▶ **WHAT IS BEING ASKED**:
Provide nothing beyond the count of lines that include the string "reductor".

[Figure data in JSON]
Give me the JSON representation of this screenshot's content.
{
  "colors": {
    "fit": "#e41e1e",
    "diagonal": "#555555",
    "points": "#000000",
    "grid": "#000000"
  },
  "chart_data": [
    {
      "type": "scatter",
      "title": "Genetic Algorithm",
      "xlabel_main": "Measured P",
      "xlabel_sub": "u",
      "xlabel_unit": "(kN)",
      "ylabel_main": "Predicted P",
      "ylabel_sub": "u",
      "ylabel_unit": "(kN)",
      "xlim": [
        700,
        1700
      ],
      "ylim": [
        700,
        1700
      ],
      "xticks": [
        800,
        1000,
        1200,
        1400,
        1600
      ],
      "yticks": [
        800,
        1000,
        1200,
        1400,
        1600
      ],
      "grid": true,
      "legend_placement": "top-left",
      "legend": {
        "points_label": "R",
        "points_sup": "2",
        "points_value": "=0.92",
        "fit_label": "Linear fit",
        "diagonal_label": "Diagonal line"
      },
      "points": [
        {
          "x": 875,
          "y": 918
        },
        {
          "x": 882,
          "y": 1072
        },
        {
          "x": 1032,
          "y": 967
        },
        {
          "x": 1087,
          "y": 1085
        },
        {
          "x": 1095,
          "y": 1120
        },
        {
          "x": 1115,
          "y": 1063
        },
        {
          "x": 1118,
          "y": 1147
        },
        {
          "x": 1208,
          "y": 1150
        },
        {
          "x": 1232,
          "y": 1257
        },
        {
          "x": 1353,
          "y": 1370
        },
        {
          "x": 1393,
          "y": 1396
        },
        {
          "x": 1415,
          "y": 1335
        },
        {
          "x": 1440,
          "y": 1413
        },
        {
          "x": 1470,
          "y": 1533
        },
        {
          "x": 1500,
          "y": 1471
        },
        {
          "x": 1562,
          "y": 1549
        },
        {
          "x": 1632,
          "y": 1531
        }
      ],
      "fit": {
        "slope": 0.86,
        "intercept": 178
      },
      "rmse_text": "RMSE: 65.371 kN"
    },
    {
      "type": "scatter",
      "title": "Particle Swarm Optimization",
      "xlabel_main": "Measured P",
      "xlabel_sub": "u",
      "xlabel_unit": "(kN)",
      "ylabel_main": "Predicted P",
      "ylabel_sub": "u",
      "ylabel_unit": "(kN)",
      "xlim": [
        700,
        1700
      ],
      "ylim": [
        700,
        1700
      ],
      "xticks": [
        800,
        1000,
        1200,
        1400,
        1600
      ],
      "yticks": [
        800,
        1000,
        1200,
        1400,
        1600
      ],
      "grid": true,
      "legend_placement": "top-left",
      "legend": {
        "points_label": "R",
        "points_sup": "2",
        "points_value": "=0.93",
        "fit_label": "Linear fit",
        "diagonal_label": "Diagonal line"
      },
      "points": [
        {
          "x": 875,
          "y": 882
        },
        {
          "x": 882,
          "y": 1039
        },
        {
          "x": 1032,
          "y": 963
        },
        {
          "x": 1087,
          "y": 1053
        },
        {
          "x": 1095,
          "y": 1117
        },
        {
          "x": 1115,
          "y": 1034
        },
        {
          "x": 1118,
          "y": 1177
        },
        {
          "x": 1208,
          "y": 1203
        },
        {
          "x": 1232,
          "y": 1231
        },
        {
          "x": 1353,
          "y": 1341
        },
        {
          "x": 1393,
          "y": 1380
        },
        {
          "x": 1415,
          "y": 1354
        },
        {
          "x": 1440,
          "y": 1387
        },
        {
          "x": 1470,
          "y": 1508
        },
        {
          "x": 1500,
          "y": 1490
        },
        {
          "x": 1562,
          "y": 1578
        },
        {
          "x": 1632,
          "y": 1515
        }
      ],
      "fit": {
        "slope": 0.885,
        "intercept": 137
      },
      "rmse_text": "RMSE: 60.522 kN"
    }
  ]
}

==

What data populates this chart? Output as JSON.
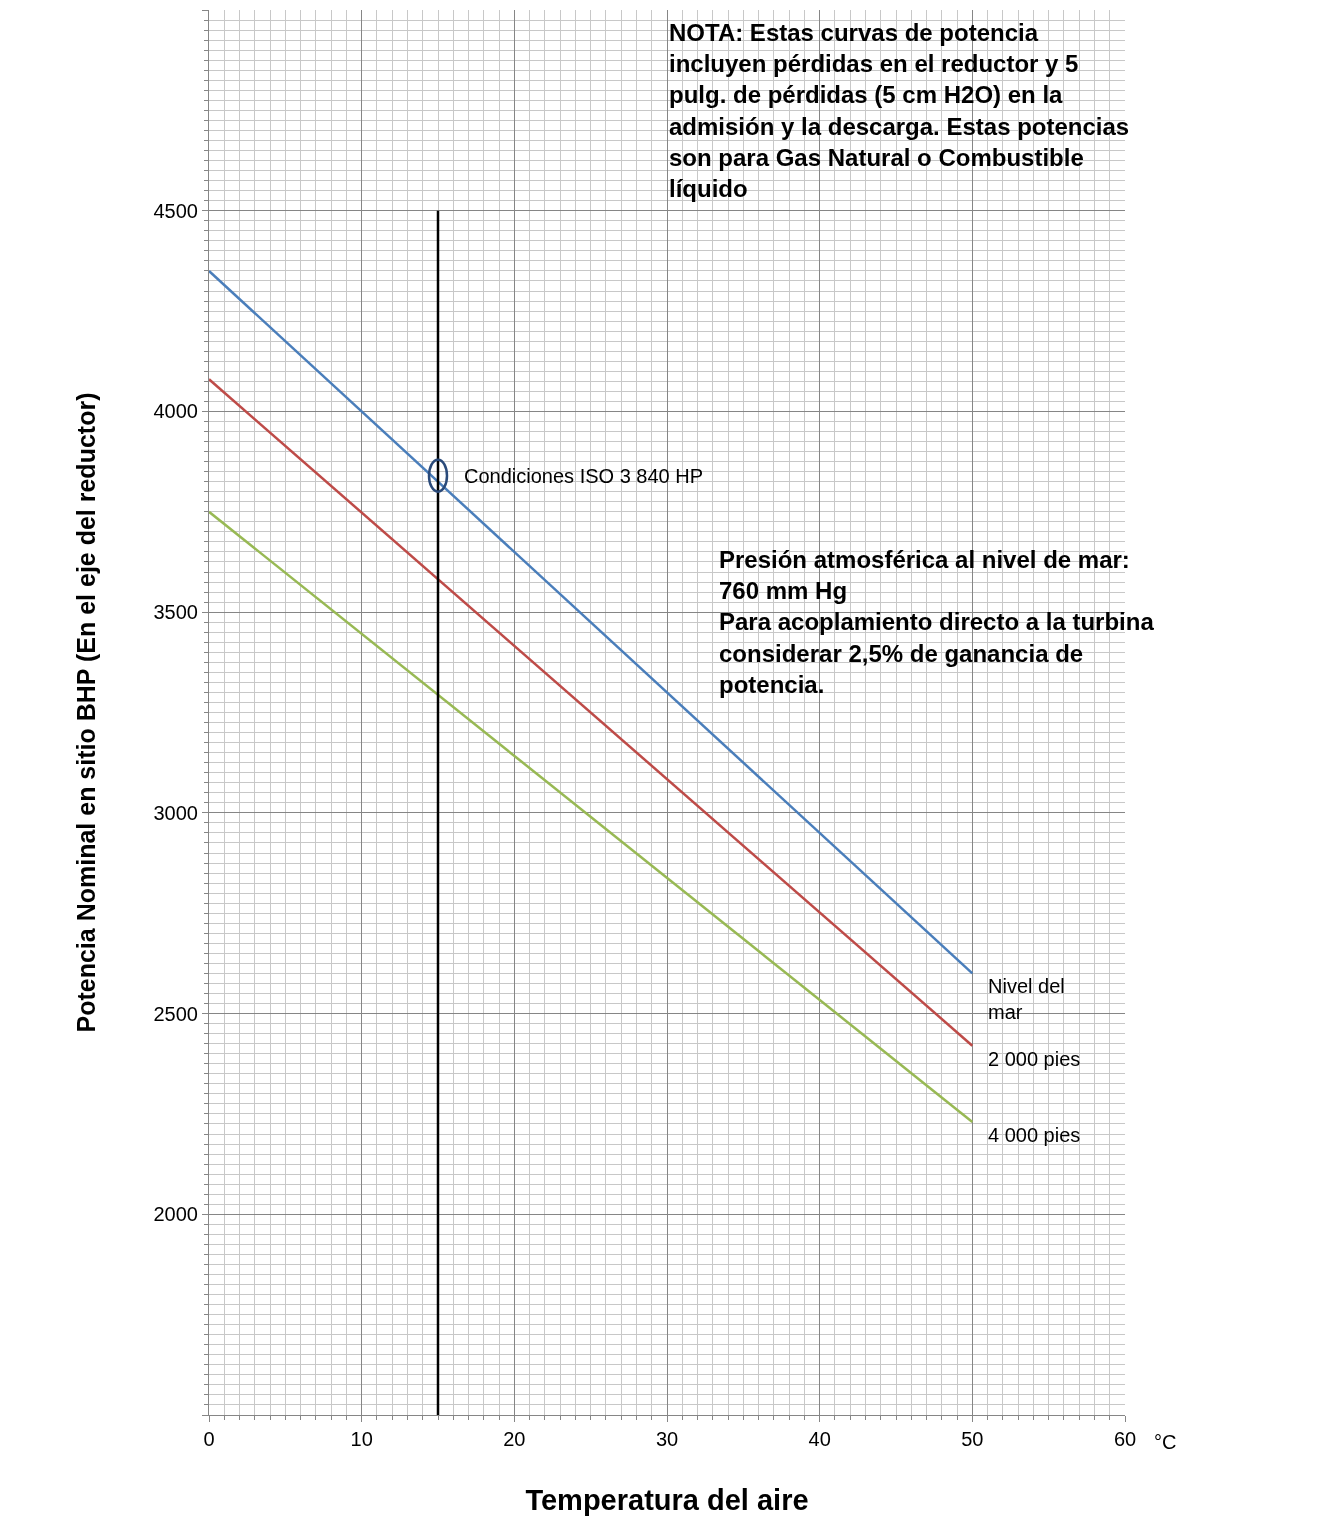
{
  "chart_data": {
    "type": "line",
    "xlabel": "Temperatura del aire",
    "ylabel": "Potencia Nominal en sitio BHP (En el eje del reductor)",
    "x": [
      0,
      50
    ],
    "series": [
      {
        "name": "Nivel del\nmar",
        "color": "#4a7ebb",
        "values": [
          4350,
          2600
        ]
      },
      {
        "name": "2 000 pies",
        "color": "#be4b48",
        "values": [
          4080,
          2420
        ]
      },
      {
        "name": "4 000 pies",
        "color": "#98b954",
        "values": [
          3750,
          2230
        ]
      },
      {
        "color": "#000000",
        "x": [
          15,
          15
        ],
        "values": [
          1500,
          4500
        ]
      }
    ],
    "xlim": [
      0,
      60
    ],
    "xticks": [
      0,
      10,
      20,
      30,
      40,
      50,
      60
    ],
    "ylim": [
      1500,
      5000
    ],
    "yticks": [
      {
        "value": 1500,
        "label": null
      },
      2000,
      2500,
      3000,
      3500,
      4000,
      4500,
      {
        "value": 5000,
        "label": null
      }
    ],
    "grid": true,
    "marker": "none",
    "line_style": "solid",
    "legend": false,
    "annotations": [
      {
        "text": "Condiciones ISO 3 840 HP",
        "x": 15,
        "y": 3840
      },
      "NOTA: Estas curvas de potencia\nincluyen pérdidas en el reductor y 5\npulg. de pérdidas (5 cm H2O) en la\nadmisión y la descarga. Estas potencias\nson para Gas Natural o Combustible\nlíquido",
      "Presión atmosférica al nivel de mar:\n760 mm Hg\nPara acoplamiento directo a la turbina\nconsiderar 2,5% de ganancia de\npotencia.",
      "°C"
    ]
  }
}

▶ **ANSWER TO THIS EXERCISE**:
2